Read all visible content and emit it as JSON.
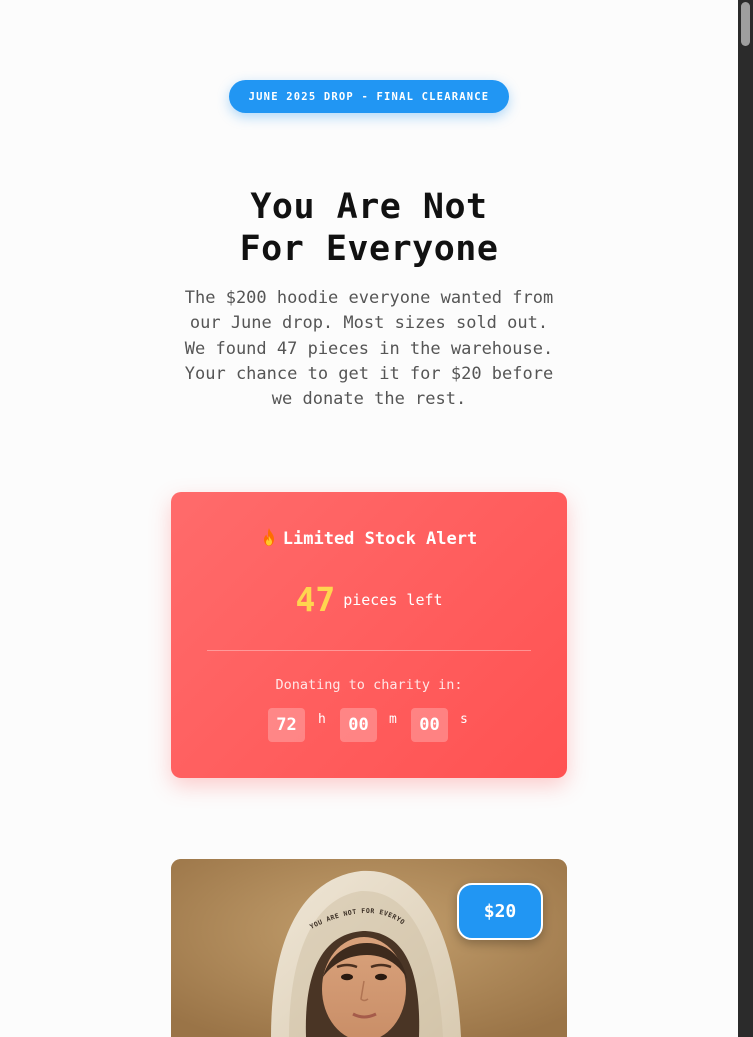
{
  "badge": {
    "label": "JUNE 2025 DROP - FINAL CLEARANCE"
  },
  "hero": {
    "headline_line1": "You Are Not",
    "headline_line2": "For Everyone",
    "description_lines": [
      "The $200 hoodie everyone wanted from",
      "our June drop. Most sizes sold out.",
      "We found 47 pieces in the warehouse.",
      "Your chance to get it for $20 before",
      "we donate the rest."
    ]
  },
  "alert": {
    "title": "Limited Stock Alert",
    "icon": "fire-icon",
    "stock_count": "47",
    "stock_label": "pieces left",
    "donate_label": "Donating to charity in:",
    "timer": {
      "hours": "72",
      "hours_unit": "h",
      "minutes": "00",
      "minutes_unit": "m",
      "seconds": "00",
      "seconds_unit": "s"
    }
  },
  "product": {
    "price": "$20",
    "hood_print": "YOU ARE NOT FOR EVERYONE"
  },
  "colors": {
    "accent_blue": "#2196f3",
    "alert_red": "#ff5a5a",
    "stock_yellow": "#ffd54f",
    "text_dark": "#111111",
    "text_muted": "#555555"
  }
}
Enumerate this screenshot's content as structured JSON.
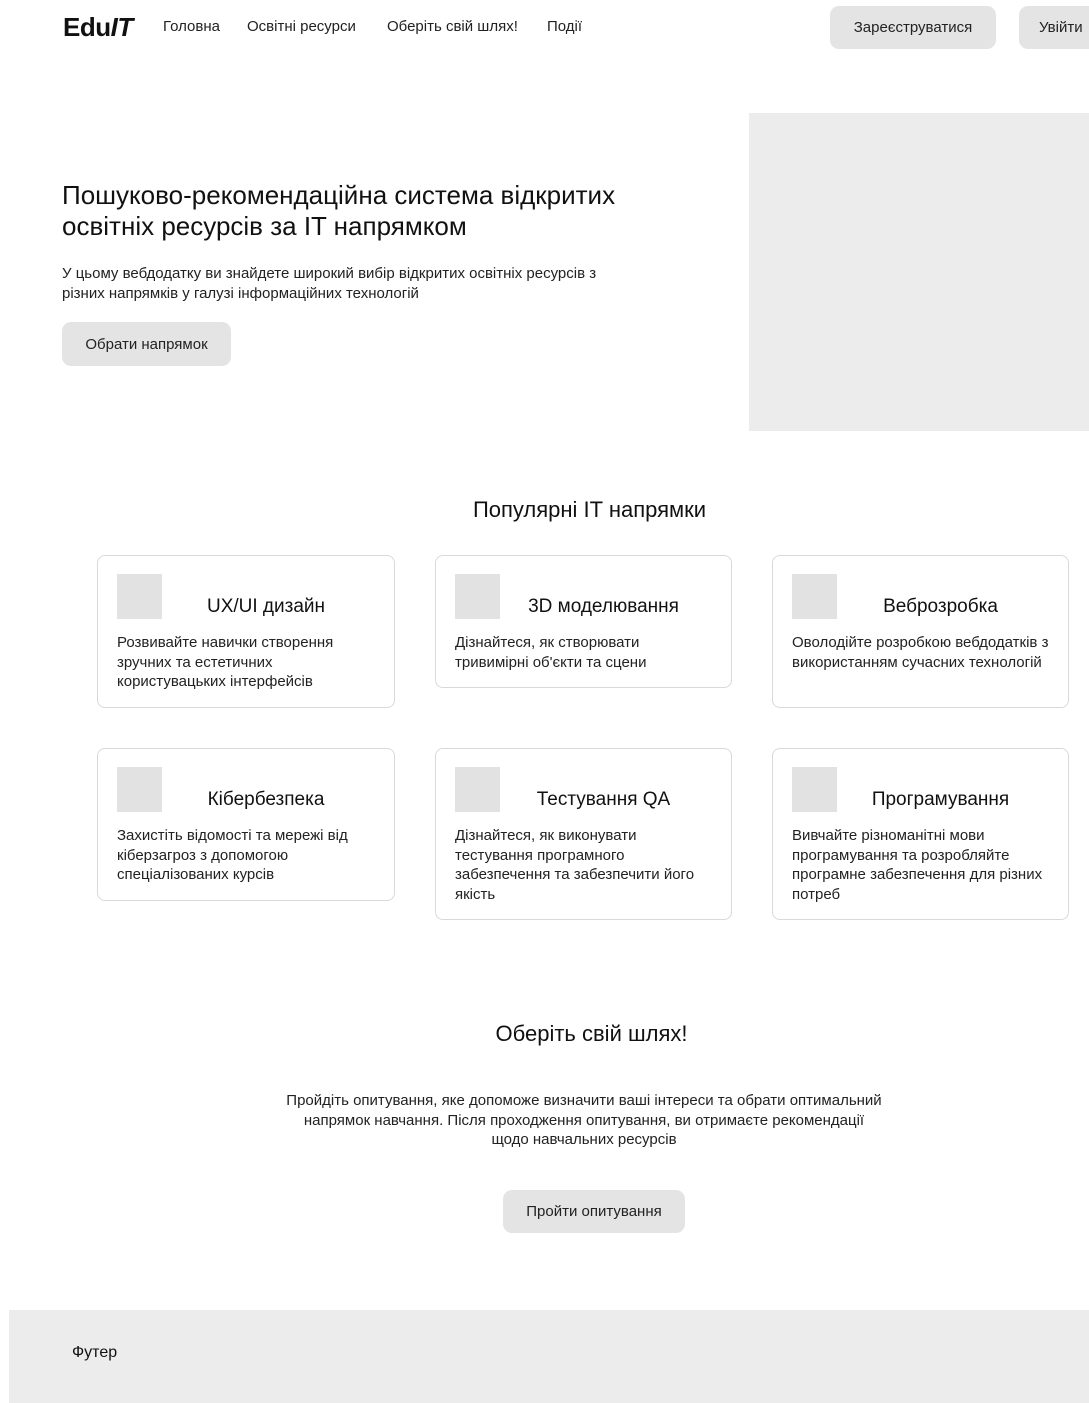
{
  "header": {
    "logo_prefix": "Edu",
    "logo_suffix": "IT",
    "nav": [
      "Головна",
      "Освітні ресурси",
      "Оберіть свій шлях!",
      "Події"
    ],
    "register_label": "Зареєструватися",
    "login_label": "Увійти"
  },
  "hero": {
    "title": "Пошуково-рекомендаційна система відкритих освітніх ресурсів за IT напрямком",
    "description": "У цьому вебдодатку ви знайдете широкий вибір відкритих освітніх ресурсів з різних напрямків у галузі інформаційних технологій",
    "button_label": "Обрати напрямок"
  },
  "popular": {
    "title": "Популярні IT напрямки",
    "cards": [
      {
        "title": "UX/UI дизайн",
        "description": "Розвивайте навички створення зручних та естетичних користувацьких інтерфейсів"
      },
      {
        "title": "3D моделювання",
        "description": "Дізнайтеся, як створювати тривимірні об'єкти та сцени"
      },
      {
        "title": "Веброзробка",
        "description": "Оволодійте розробкою вебдодатків з використанням сучасних технологій"
      },
      {
        "title": "Кібербезпека",
        "description": "Захистіть відомості та мережі від кіберзагроз з допомогою спеціалізованих курсів"
      },
      {
        "title": "Тестування QA",
        "description": "Дізнайтеся, як виконувати тестування програмного забезпечення та забезпечити його якість"
      },
      {
        "title": "Програмування",
        "description": "Вивчайте різноманітні мови програмування та розробляйте програмне забезпечення для різних потреб"
      }
    ]
  },
  "path": {
    "title": "Оберіть свій шлях!",
    "description": "Пройдіть опитування, яке допоможе визначити ваші інтереси та обрати оптимальний напрямок навчання. Після проходження опитування, ви отримаєте рекомендації щодо навчальних ресурсів",
    "button_label": "Пройти опитування"
  },
  "footer": {
    "label": "Футер"
  },
  "colors": {
    "button_bg": "#e4e4e4",
    "placeholder_bg": "#ececec",
    "card_border": "#d9d9d9"
  }
}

Exercise aim:
Reproduce each entry precisely. Leave the pictures out.

Reply:
Read all visible content and emit it as JSON.
{
  "badge": {
    "label": "JUNE 2025 DROP - FINAL CLEARANCE"
  },
  "hero": {
    "headline_line1": "You Are Not",
    "headline_line2": "For Everyone",
    "description_lines": [
      "The $200 hoodie everyone wanted from",
      "our June drop. Most sizes sold out.",
      "We found 47 pieces in the warehouse.",
      "Your chance to get it for $20 before",
      "we donate the rest."
    ]
  },
  "alert": {
    "title": "Limited Stock Alert",
    "icon": "fire-icon",
    "stock_count": "47",
    "stock_label": "pieces left",
    "donate_label": "Donating to charity in:",
    "timer": {
      "hours": "72",
      "hours_unit": "h",
      "minutes": "00",
      "minutes_unit": "m",
      "seconds": "00",
      "seconds_unit": "s"
    }
  },
  "product": {
    "price": "$20",
    "hood_print": "YOU ARE NOT FOR EVERYONE"
  },
  "colors": {
    "accent_blue": "#2196f3",
    "alert_red": "#ff5a5a",
    "stock_yellow": "#ffd54f",
    "text_dark": "#111111",
    "text_muted": "#555555"
  }
}
Enumerate this screenshot's content as structured JSON.
{
  "header": {
    "logo_prefix": "Edu",
    "logo_suffix": "IT",
    "nav": [
      "Головна",
      "Освітні ресурси",
      "Оберіть свій шлях!",
      "Події"
    ],
    "register_label": "Зареєструватися",
    "login_label": "Увійти"
  },
  "hero": {
    "title": "Пошуково-рекомендаційна система відкритих освітніх ресурсів за IT напрямком",
    "description": "У цьому вебдодатку ви знайдете широкий вибір відкритих освітніх ресурсів з різних напрямків у галузі інформаційних технологій",
    "button_label": "Обрати напрямок"
  },
  "popular": {
    "title": "Популярні IT напрямки",
    "cards": [
      {
        "title": "UX/UI дизайн",
        "description": "Розвивайте навички створення зручних та естетичних користувацьких інтерфейсів"
      },
      {
        "title": "3D моделювання",
        "description": "Дізнайтеся, як створювати тривимірні об'єкти та сцени"
      },
      {
        "title": "Веброзробка",
        "description": "Оволодійте розробкою вебдодатків з використанням сучасних технологій"
      },
      {
        "title": "Кібербезпека",
        "description": "Захистіть відомості та мережі від кіберзагроз з допомогою спеціалізованих курсів"
      },
      {
        "title": "Тестування QA",
        "description": "Дізнайтеся, як виконувати тестування програмного забезпечення та забезпечити його якість"
      },
      {
        "title": "Програмування",
        "description": "Вивчайте різноманітні мови програмування та розробляйте програмне забезпечення для різних потреб"
      }
    ]
  },
  "path": {
    "title": "Оберіть свій шлях!",
    "description": "Пройдіть опитування, яке допоможе визначити ваші інтереси та обрати оптимальний напрямок навчання. Після проходження опитування, ви отримаєте рекомендації щодо навчальних ресурсів",
    "button_label": "Пройти опитування"
  },
  "footer": {
    "label": "Футер"
  },
  "colors": {
    "button_bg": "#e4e4e4",
    "placeholder_bg": "#ececec",
    "card_border": "#d9d9d9"
  }
}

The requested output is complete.